* Begin The data *

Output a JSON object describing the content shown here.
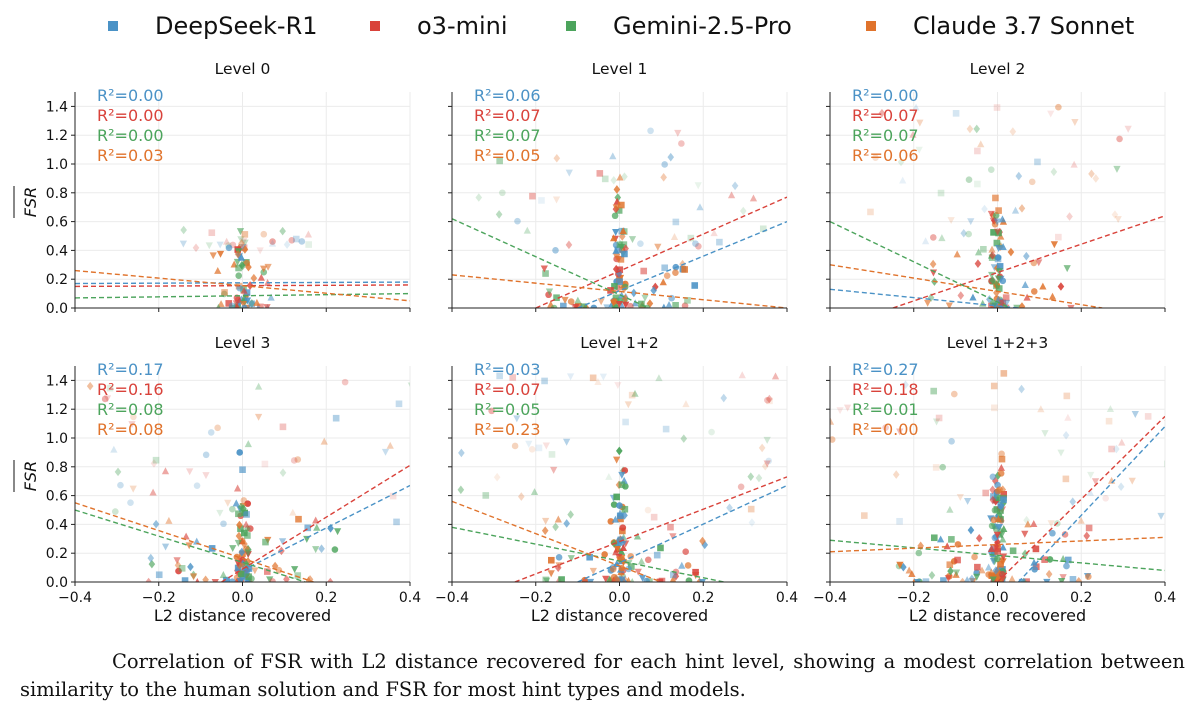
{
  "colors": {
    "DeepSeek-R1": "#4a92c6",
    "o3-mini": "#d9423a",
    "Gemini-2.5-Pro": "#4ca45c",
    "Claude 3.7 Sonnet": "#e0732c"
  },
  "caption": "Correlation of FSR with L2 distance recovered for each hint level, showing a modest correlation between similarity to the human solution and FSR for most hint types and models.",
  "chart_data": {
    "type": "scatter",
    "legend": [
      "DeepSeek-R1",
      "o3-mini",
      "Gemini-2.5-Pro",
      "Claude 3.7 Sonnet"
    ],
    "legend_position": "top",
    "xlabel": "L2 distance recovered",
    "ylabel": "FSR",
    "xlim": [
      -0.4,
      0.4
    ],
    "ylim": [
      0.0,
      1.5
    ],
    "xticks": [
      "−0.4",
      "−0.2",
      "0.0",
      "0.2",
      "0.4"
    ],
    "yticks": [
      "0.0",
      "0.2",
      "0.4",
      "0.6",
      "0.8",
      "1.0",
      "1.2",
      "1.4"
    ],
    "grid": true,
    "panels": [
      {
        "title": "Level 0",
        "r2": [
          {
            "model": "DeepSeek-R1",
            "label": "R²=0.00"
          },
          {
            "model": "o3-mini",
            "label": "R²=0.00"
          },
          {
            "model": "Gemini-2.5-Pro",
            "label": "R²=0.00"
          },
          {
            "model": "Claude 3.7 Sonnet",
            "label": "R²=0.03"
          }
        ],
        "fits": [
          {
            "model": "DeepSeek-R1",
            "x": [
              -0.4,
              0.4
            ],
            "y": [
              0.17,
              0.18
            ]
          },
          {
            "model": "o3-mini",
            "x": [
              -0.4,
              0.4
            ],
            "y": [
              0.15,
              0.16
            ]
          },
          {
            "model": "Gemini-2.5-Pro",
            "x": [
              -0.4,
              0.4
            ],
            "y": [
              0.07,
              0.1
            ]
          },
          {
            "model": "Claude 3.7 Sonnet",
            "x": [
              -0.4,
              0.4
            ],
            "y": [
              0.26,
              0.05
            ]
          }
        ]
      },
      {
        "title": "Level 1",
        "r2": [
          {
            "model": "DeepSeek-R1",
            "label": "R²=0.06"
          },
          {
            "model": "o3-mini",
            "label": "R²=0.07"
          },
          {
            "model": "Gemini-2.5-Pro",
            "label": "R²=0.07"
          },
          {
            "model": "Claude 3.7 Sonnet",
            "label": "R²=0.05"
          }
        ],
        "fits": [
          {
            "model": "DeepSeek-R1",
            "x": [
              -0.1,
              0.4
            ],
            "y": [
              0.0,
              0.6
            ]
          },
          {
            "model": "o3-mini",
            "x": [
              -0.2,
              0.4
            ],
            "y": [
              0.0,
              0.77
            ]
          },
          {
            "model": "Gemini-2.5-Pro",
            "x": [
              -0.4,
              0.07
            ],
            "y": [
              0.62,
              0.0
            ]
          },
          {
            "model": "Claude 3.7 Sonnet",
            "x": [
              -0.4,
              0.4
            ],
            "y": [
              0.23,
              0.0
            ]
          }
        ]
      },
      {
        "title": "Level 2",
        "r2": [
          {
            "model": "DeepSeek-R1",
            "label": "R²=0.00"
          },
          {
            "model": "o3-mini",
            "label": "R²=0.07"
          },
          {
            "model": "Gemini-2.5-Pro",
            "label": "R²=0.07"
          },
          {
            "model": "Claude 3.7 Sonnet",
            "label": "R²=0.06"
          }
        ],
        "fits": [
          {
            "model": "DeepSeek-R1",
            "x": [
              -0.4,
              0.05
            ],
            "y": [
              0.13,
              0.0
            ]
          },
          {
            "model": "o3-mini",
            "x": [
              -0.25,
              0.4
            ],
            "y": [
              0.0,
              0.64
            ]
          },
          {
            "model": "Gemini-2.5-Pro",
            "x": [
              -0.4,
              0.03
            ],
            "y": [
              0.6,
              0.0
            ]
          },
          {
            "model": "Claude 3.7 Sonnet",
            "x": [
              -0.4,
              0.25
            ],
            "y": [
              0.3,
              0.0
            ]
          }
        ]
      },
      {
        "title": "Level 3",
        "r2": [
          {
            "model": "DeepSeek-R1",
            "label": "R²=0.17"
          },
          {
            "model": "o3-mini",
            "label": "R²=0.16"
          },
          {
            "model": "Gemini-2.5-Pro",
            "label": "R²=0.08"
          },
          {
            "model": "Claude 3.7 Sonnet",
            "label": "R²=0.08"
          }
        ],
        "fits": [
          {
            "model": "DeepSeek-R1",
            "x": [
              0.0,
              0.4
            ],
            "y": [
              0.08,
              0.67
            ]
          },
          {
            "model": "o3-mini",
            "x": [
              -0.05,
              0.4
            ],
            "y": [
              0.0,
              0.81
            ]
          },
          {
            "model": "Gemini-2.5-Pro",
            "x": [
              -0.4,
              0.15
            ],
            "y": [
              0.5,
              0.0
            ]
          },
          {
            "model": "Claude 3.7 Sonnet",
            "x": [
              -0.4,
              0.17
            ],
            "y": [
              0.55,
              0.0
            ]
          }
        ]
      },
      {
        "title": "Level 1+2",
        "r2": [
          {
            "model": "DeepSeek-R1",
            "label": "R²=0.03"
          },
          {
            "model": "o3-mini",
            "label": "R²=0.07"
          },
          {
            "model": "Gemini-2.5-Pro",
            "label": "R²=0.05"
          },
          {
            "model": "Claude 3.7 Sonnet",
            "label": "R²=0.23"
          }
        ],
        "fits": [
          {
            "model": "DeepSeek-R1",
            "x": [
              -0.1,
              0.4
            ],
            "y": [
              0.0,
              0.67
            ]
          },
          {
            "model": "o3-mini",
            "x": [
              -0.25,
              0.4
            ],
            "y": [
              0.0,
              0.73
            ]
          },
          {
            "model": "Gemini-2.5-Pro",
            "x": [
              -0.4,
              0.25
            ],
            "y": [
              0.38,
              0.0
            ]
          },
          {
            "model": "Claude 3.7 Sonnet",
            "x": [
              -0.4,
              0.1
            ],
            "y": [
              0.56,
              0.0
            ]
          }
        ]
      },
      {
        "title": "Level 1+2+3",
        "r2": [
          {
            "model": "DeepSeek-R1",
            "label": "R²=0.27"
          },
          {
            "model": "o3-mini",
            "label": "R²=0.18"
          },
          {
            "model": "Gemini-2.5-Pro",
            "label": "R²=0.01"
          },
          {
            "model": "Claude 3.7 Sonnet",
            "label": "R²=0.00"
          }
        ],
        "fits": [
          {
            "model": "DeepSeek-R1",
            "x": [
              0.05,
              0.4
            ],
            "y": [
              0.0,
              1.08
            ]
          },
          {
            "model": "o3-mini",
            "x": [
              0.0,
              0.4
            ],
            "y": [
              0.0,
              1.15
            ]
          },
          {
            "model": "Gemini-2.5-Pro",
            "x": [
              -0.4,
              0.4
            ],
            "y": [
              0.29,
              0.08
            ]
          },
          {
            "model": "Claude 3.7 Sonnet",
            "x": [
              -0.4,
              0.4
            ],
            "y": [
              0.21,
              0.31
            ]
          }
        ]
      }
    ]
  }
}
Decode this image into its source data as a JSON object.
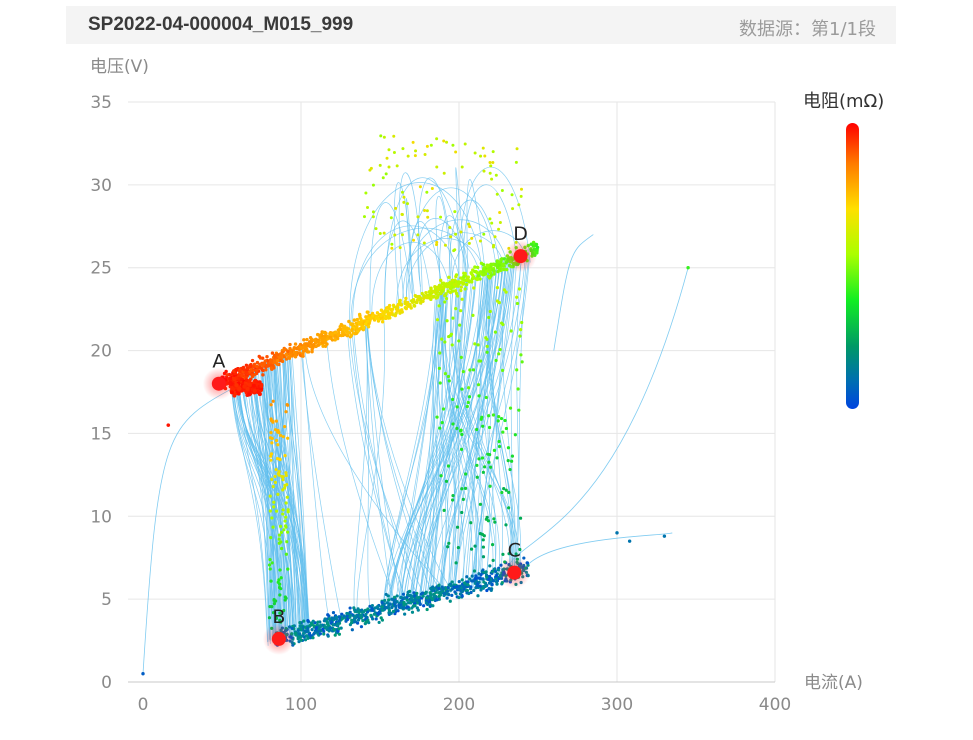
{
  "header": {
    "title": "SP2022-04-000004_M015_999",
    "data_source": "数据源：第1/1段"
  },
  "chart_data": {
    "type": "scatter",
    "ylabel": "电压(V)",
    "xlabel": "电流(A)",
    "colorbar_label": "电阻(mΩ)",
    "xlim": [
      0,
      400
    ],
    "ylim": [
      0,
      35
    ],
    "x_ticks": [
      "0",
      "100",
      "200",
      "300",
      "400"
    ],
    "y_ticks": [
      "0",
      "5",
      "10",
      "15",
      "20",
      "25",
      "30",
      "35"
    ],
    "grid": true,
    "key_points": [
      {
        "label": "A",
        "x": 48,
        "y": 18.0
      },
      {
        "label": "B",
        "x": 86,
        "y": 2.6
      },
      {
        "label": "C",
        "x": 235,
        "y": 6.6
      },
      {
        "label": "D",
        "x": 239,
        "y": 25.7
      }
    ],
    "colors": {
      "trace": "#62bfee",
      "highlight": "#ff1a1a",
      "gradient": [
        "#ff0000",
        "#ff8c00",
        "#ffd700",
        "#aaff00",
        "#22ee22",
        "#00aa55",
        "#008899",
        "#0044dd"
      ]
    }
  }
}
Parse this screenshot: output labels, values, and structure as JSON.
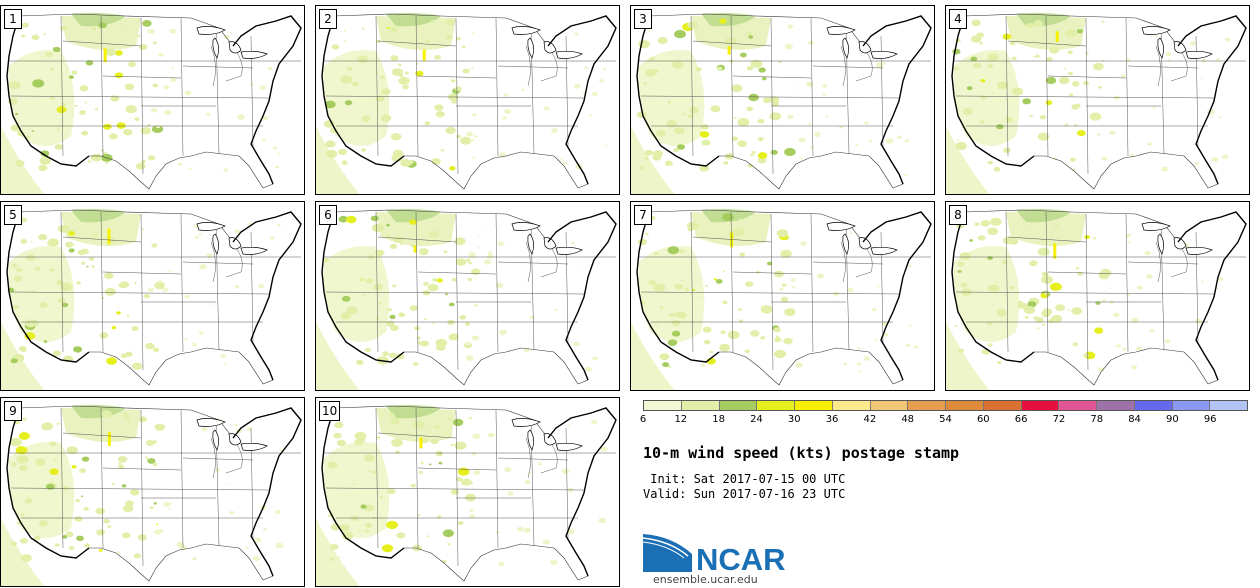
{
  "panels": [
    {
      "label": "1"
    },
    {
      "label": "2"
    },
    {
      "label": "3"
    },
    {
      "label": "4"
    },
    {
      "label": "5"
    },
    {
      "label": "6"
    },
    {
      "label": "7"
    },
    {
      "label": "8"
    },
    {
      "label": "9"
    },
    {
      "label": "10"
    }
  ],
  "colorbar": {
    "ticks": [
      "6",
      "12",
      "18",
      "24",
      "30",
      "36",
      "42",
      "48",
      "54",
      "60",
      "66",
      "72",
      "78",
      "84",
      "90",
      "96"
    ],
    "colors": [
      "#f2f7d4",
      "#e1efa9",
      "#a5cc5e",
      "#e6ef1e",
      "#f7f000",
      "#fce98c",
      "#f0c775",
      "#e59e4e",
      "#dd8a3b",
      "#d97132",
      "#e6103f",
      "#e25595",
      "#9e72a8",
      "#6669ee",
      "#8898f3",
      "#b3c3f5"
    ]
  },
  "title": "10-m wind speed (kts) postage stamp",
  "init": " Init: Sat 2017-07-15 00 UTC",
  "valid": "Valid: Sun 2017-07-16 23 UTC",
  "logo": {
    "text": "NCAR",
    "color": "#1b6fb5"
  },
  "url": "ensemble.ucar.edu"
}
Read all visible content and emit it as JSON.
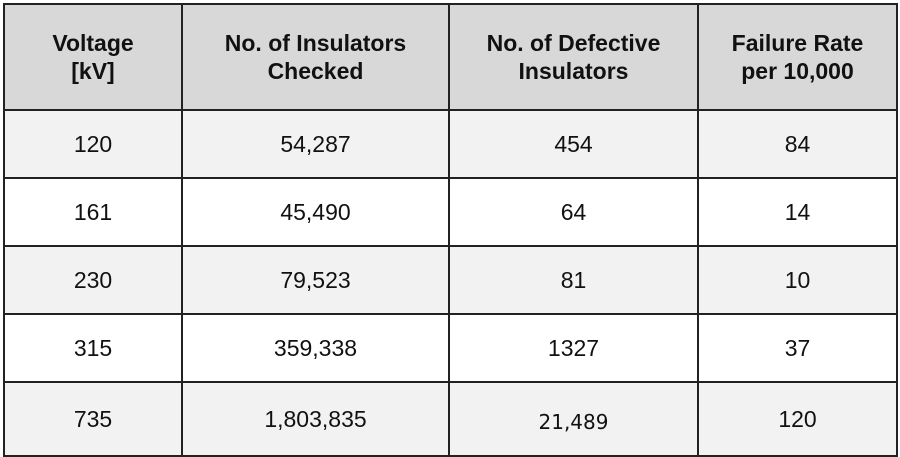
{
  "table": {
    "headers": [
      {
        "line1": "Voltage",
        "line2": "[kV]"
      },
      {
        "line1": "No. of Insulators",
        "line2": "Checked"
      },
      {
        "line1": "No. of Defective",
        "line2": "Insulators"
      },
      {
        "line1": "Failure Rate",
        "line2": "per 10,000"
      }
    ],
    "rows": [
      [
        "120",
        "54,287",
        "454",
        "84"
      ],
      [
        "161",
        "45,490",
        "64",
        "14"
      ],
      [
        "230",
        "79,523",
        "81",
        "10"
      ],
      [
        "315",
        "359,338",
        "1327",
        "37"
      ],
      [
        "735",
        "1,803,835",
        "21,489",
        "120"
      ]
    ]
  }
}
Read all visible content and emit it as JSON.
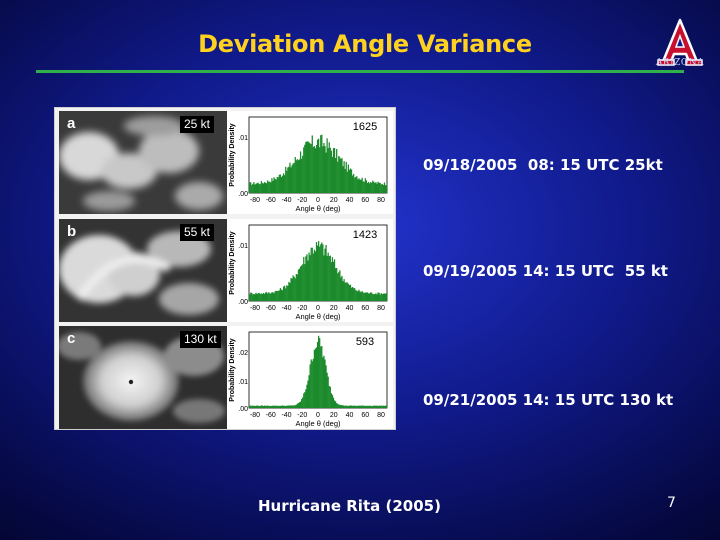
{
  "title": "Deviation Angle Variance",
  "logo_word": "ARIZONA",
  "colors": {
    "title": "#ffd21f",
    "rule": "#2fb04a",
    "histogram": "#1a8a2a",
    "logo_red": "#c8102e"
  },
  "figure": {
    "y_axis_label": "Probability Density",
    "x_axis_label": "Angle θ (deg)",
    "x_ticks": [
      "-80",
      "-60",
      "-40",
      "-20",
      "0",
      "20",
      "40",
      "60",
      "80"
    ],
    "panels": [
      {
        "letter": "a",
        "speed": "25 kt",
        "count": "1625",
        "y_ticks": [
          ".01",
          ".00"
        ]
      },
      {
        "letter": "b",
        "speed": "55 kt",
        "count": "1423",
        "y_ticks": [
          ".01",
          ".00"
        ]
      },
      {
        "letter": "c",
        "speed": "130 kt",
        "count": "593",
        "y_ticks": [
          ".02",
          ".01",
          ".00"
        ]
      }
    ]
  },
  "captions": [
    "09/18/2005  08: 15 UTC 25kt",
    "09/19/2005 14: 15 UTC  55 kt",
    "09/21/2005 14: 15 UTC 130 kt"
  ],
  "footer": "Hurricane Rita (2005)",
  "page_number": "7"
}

* End The data *

Work instructions.
Find the string "title" in the records, then copy each line where it occurs.

Exercise result.
        "title": "Level 0",
        "title": "Level 1",
        "title": "Level 2",
        "title": "Level 3",
        "title": "Level 1+2",
        "title": "Level 1+2+3",
    "title": "SP2022-04-000004_M015_999",
  "title": "10-m wind speed (kts) postage stamp",
  "title": "Deviation Angle Variance",
    "title": "#ffd21f",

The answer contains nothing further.